- Provided entries
--- --- ---

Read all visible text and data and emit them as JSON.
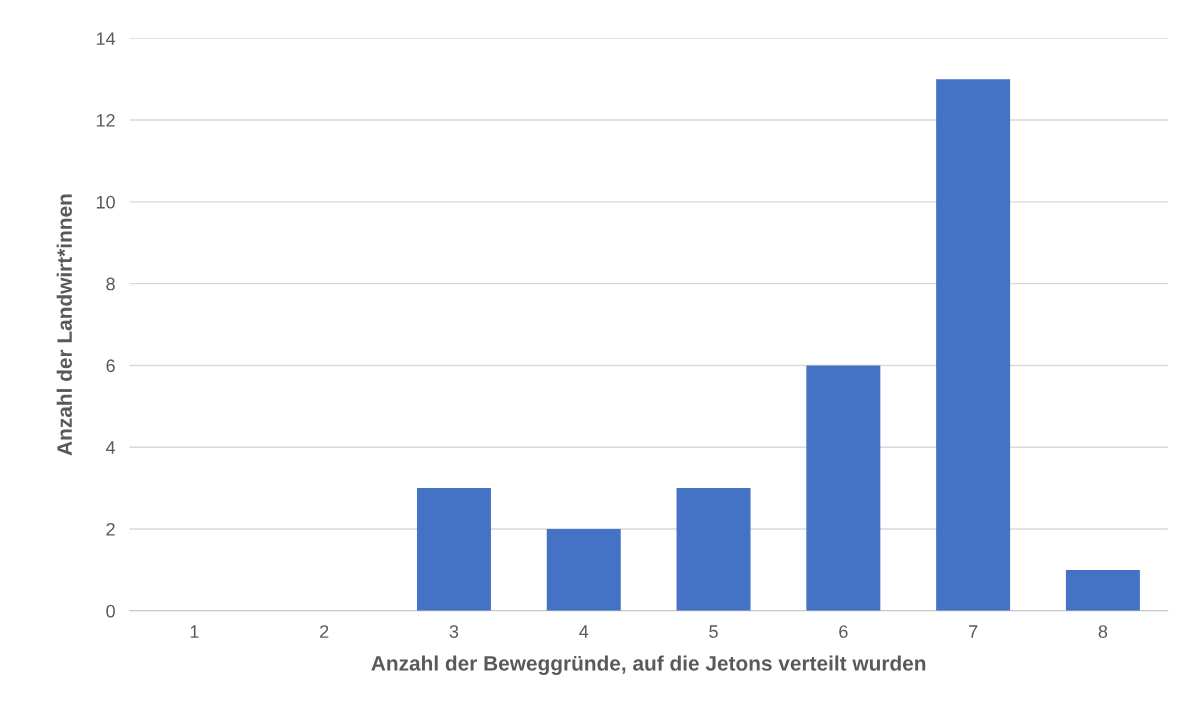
{
  "chart_data": {
    "type": "bar",
    "xlabel": "Anzahl der Beweggründe, auf die Jetons verteilt wurden",
    "ylabel": "Anzahl der Landwirt*innen",
    "categories": [
      "1",
      "2",
      "3",
      "4",
      "5",
      "6",
      "7",
      "8"
    ],
    "values": [
      0,
      0,
      3,
      2,
      3,
      6,
      13,
      1
    ],
    "color": "#4472c4",
    "ylim": [
      0,
      14
    ],
    "yticks": [
      0,
      2,
      4,
      6,
      8,
      10,
      12,
      14
    ],
    "grid": "y",
    "legend": false
  }
}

--- --- ---

- Instructions for the task
From the data, list each line in which the string "Anzahl" appears.

- Solution for this problem
    "xlabel": "Anzahl der Beweggründe, auf die Jetons verteilt wurden",
    "ylabel": "Anzahl der Landwirt*innen",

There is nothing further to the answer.